Collected data entries
══════════

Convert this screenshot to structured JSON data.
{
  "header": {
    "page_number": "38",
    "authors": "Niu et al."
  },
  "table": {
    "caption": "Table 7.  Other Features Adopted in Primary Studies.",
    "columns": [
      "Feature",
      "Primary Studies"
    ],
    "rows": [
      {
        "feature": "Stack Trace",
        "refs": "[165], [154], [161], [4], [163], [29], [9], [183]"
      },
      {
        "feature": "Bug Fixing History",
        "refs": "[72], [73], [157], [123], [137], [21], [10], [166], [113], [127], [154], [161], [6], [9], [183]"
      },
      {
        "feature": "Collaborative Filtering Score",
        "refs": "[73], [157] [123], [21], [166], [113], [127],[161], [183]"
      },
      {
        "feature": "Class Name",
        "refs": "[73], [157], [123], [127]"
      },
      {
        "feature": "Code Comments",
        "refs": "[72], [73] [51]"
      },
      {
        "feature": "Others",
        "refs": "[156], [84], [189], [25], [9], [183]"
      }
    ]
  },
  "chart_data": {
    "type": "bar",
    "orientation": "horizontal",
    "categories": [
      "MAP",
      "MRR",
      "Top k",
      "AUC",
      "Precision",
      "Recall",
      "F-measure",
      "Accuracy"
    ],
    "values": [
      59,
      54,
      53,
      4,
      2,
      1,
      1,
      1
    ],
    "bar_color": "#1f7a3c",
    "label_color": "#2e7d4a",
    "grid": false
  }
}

══════════

▸ **Brief**:
Scan the listing above for the word "Primary" and show each line where it is found.

▸ **Correct result**:
    "caption": "Table 7.  Other Features Adopted in Primary Studies.",
      "Primary Studies"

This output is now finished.